(Records from a collection)
-------------------------

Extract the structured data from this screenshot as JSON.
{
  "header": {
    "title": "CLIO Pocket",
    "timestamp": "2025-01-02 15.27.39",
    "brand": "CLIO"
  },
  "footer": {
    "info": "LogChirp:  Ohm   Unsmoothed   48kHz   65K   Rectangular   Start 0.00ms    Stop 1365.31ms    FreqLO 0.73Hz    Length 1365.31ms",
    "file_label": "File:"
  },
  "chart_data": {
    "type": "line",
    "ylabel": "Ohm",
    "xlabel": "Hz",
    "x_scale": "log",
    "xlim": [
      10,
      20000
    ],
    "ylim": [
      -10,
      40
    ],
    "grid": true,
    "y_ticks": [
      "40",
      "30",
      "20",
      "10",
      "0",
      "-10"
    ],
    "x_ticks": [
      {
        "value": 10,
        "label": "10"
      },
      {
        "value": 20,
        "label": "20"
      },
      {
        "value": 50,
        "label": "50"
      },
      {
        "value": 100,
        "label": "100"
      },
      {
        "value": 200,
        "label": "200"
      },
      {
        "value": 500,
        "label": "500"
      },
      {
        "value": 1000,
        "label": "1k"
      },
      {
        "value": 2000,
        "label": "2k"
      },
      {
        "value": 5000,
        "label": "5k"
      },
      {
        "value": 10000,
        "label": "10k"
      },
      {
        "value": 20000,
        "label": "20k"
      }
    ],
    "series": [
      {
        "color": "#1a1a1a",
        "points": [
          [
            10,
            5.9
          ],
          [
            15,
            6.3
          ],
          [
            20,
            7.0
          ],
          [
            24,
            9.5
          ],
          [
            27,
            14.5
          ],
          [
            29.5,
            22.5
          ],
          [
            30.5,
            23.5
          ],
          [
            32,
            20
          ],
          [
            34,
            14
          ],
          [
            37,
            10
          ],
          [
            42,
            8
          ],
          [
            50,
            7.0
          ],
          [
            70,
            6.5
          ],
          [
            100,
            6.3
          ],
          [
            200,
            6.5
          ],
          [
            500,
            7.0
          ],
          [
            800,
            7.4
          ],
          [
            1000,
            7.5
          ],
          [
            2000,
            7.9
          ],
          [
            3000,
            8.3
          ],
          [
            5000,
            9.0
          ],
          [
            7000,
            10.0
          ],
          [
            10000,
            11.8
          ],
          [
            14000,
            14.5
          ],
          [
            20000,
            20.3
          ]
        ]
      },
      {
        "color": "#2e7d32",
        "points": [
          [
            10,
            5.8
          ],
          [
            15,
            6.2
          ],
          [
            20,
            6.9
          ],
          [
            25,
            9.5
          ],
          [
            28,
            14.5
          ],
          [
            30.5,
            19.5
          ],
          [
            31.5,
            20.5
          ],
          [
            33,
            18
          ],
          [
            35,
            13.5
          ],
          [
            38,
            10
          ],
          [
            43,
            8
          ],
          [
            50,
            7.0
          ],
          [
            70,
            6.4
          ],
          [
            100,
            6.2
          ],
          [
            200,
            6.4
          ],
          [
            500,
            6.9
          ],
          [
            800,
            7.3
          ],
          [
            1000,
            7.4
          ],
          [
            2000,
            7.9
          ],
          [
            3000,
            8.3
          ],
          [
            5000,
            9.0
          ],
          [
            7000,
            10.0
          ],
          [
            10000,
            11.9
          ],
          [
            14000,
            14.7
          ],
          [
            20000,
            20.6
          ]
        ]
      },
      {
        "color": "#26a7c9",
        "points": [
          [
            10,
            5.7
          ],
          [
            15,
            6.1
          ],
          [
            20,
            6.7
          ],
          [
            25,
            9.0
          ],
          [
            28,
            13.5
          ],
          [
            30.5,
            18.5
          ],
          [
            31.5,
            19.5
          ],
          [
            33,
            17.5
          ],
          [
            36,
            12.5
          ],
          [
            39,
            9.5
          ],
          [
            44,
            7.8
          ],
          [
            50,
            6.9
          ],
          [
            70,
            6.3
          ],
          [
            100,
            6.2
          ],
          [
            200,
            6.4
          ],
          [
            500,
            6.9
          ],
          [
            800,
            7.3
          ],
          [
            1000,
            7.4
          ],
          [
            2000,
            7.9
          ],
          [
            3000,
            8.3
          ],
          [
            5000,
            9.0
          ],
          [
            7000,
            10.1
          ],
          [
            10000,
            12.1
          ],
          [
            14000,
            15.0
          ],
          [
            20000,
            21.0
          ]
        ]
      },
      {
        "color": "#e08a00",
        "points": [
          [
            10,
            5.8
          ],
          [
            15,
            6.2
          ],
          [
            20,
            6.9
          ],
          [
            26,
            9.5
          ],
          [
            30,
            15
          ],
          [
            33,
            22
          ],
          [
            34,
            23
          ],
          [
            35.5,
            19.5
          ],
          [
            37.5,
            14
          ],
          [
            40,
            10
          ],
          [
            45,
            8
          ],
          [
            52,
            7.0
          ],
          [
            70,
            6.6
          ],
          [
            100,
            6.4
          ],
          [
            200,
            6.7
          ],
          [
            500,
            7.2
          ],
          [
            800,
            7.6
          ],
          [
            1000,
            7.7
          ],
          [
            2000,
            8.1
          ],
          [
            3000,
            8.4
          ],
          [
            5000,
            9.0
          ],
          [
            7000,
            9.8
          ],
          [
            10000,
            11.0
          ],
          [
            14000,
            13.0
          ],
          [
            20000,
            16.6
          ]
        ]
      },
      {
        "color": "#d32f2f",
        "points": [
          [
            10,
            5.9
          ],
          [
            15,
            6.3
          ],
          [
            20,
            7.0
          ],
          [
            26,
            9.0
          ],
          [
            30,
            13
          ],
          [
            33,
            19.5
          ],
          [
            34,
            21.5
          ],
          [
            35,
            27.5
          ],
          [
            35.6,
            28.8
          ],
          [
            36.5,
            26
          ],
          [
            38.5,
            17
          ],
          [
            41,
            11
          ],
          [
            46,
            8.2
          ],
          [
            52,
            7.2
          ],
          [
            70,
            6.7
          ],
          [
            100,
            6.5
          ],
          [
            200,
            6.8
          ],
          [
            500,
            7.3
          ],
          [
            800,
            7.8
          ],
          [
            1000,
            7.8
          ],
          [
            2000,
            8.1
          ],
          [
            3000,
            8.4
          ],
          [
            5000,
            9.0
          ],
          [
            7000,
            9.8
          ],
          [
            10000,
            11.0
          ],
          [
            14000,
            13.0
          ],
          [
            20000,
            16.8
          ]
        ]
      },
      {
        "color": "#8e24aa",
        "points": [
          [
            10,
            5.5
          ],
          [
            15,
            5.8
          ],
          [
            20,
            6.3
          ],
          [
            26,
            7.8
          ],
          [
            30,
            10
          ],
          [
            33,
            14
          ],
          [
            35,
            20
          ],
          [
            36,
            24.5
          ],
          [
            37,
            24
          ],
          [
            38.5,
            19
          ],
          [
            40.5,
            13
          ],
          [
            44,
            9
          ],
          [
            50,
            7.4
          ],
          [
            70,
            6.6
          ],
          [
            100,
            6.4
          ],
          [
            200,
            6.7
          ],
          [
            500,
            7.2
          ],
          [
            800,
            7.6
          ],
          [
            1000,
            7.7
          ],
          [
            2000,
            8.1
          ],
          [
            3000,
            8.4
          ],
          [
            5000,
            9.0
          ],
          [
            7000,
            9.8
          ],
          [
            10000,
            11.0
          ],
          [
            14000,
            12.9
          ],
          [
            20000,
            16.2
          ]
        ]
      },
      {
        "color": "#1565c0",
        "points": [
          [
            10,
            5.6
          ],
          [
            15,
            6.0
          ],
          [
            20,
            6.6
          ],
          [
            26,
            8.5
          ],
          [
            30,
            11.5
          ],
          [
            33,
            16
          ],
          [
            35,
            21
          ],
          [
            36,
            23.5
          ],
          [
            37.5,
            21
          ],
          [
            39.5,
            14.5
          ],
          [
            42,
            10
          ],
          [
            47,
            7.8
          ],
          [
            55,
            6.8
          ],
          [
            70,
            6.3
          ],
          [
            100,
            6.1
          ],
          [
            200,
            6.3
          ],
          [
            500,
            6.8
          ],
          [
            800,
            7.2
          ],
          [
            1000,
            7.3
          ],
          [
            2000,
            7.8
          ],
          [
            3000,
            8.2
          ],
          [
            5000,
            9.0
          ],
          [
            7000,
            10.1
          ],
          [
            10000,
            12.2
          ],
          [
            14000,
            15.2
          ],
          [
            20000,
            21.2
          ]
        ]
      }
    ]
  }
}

-------------------------

Your answer should be one number: how many lines of the listing include the word "value".

> _SOLUTION BELOW_
11